» Work required
Extract and list every line that contains the word "html".

» Recorded information
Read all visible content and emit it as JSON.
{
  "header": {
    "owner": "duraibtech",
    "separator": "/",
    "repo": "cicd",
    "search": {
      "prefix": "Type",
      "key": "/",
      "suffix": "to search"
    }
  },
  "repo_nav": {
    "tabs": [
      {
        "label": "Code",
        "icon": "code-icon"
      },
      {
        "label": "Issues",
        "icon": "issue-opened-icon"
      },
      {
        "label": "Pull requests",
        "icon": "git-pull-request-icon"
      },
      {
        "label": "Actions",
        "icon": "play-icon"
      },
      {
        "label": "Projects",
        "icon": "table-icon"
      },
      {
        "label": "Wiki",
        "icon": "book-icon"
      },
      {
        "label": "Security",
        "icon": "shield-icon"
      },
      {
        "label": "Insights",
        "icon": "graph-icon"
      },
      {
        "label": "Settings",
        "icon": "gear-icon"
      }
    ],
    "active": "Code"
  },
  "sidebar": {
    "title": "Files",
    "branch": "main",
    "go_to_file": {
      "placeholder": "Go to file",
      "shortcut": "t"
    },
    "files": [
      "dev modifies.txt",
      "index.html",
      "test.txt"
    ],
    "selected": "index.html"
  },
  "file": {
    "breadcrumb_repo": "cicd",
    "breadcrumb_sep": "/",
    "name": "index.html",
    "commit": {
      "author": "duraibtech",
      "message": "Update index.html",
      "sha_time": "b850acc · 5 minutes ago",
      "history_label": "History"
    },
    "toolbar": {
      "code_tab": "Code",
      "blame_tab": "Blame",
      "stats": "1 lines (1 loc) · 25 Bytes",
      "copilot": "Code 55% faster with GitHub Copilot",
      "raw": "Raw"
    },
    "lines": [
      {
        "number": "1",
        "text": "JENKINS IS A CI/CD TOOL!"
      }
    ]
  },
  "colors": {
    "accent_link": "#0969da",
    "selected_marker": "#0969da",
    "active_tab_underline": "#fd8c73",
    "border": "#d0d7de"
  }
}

» Response below
      "index.html",
    "selected": "index.html"
    "name": "index.html",
      "message": "Update index.html",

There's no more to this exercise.